Material supplied:
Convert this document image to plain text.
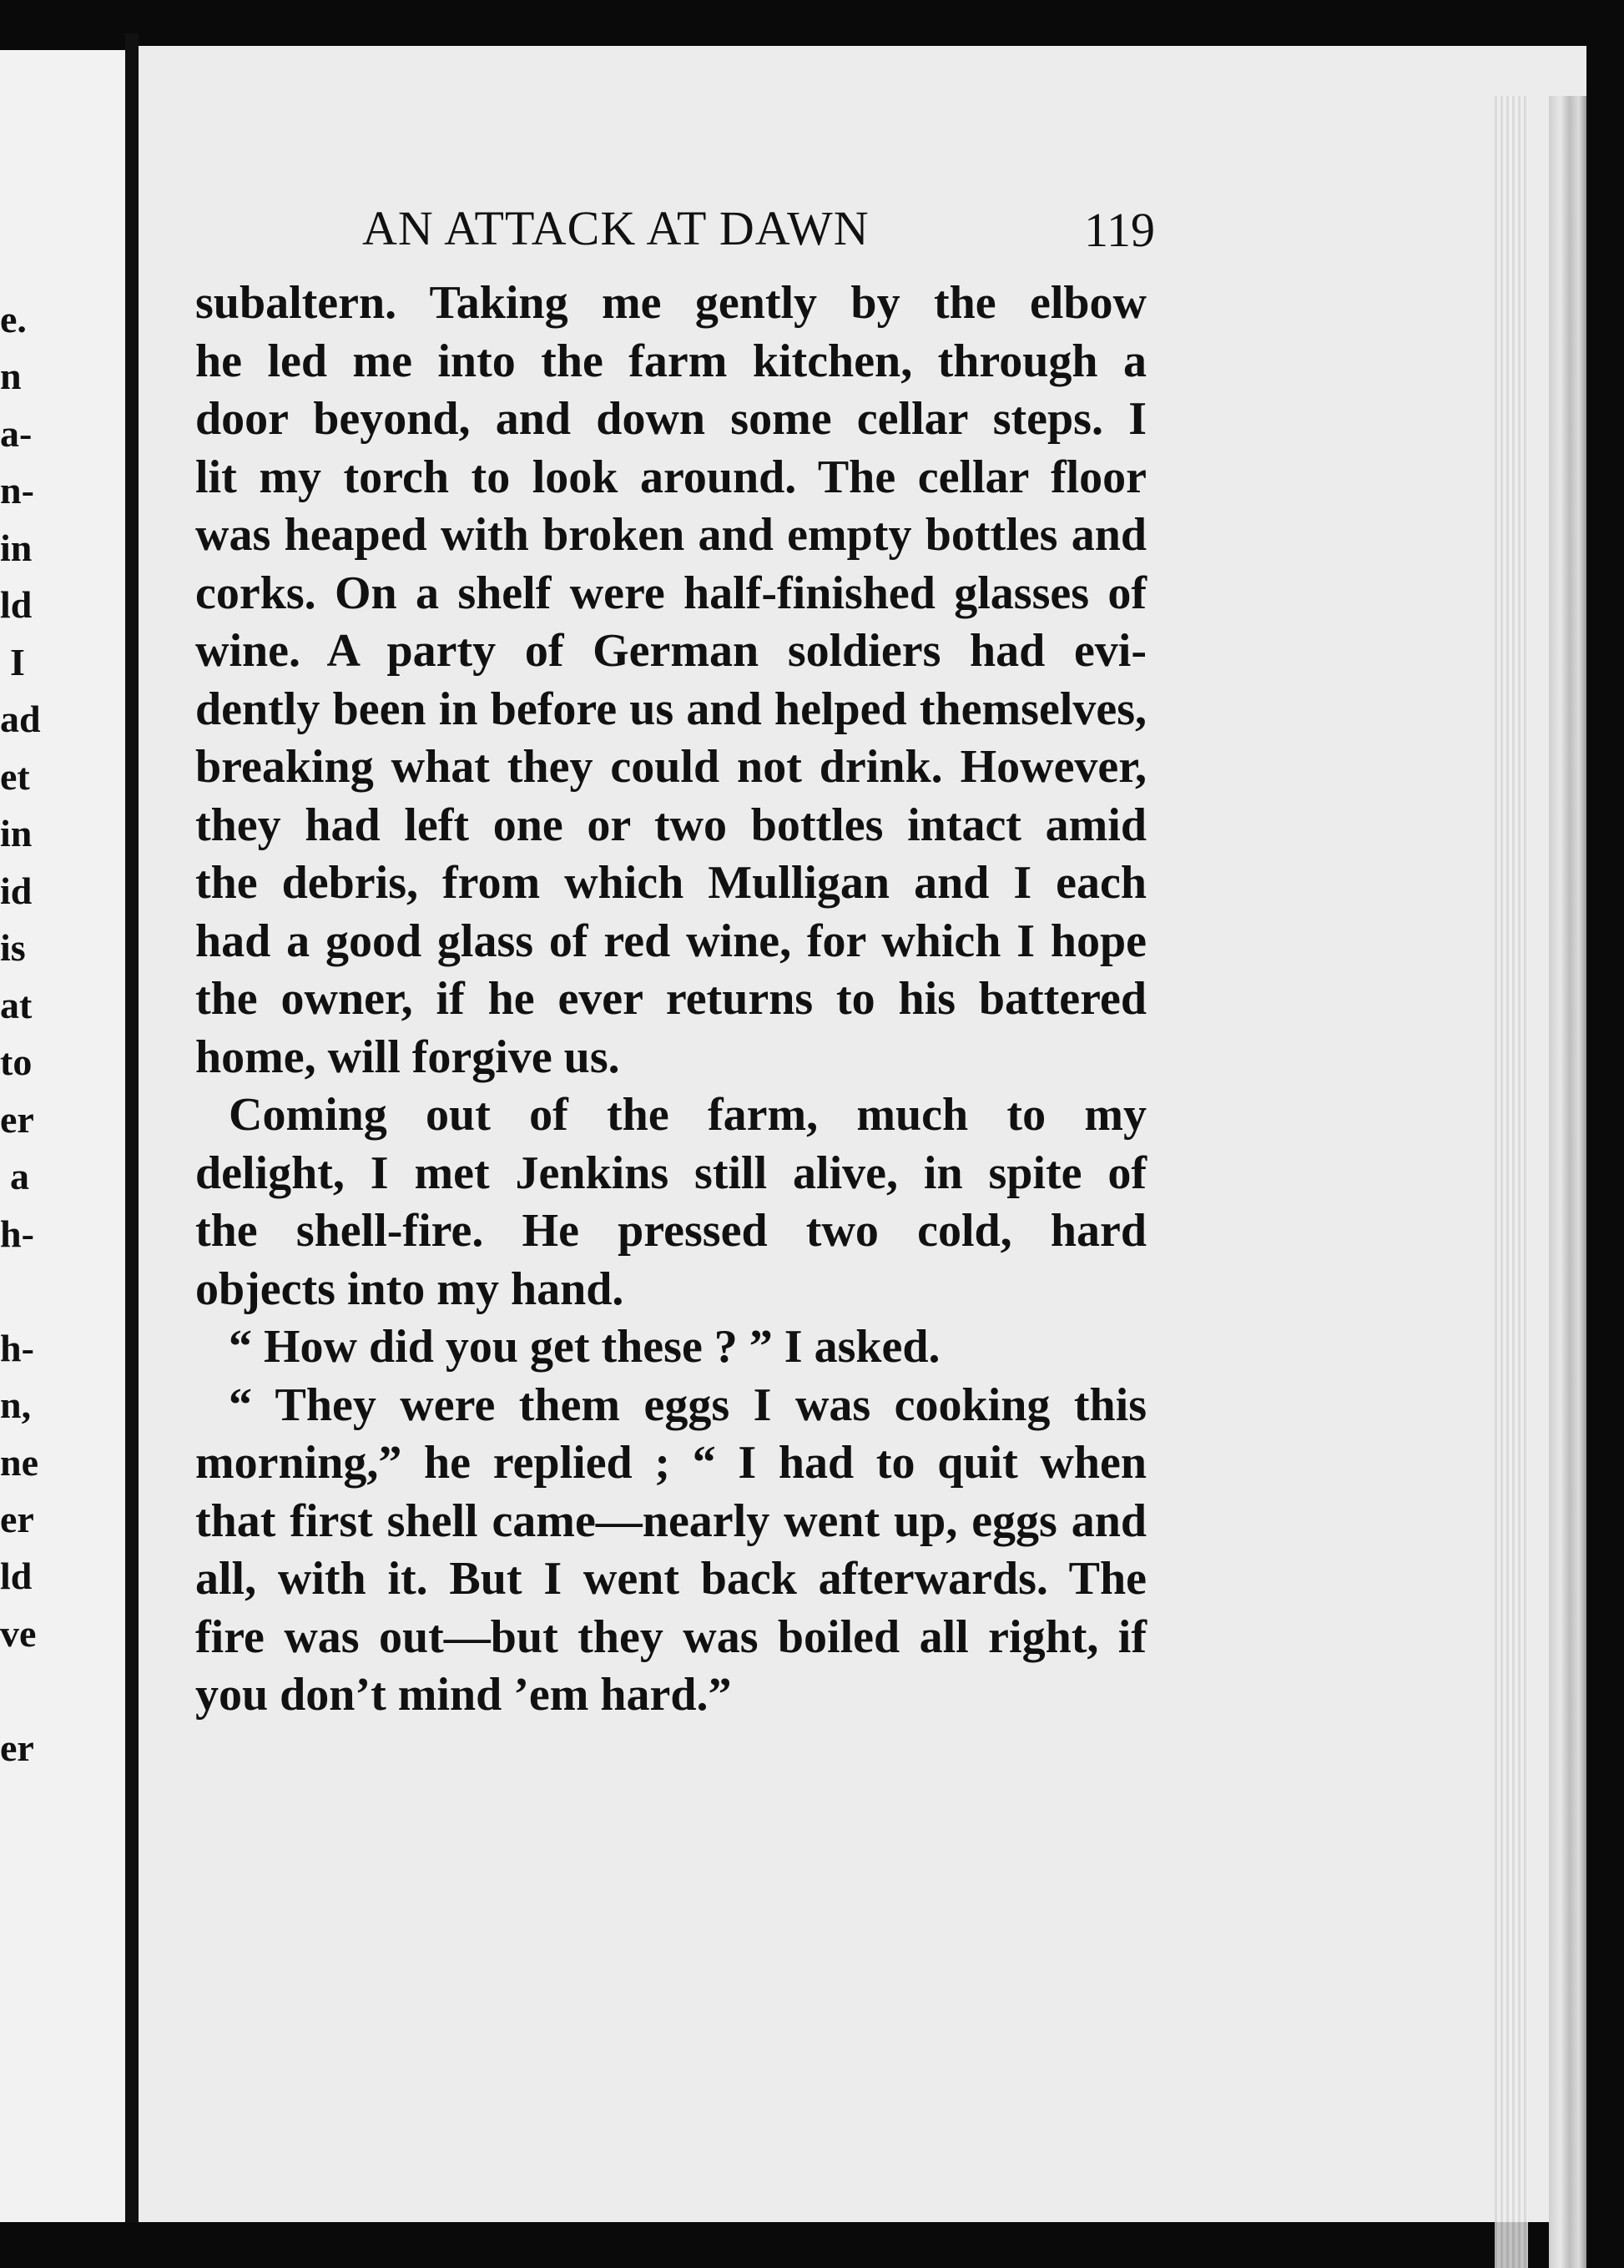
e.
n
a-
n-
in
ld
I
ad
et
in
id
is
at
to
er
a
h-
h-
n,
ne
er
ld
ve
er
AN ATTACK AT DAWN	119
subaltern. Taking me gently by the elbow
he led me into the farm kitchen, through a
door beyond, and down some cellar steps. I
lit my torch to look around. The cellar floor
was heaped with broken and empty bottles and
corks. On a shelf were half-finished glasses of
wine. A party of German soldiers had evi-
dently been in before us and helped themselves,
breaking what they could not drink. However,
they had left one or two bottles intact amid
the debris, from which Mulligan and I each
had a good glass of red wine, for which I hope
the owner, if he ever returns to his battered
home, will forgive us.
Coming out of the farm, much to my
delight, I met Jenkins still alive, in spite of
the shell-fire. He pressed two cold, hard
objects into my hand.
“ How did you get these ? ” I asked.
“ They were them eggs I was cooking this
morning,” he replied ; “ I had to quit when
that first shell came—nearly went up, eggs and
all, with it. But I went back afterwards. The
fire was out—but they was boiled all right, if
you don’t mind ’em hard.”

Task description: Print out the lines exactly, skipping any picture.

Final result:
Convert this document image to plain text.
e.
n
a-
n-
in
ld
I
ad
et
in
id
is
at
to
er
a
h-
h-
n,
ne
er
ld
ve
er
AN ATTACK AT DAWN	119
subaltern. Taking me gently by the elbow
he led me into the farm kitchen, through a
door beyond, and down some cellar steps. I
lit my torch to look around. The cellar floor
was heaped with broken and empty bottles and
corks. On a shelf were half-finished glasses of
wine. A party of German soldiers had evi-
dently been in before us and helped themselves,
breaking what they could not drink. However,
they had left one or two bottles intact amid
the debris, from which Mulligan and I each
had a good glass of red wine, for which I hope
the owner, if he ever returns to his battered
home, will forgive us.
Coming out of the farm, much to my
delight, I met Jenkins still alive, in spite of
the shell-fire. He pressed two cold, hard
objects into my hand.
“ How did you get these ? ” I asked.
“ They were them eggs I was cooking this
morning,” he replied ; “ I had to quit when
that first shell came—nearly went up, eggs and
all, with it. But I went back afterwards. The
fire was out—but they was boiled all right, if
you don’t mind ’em hard.”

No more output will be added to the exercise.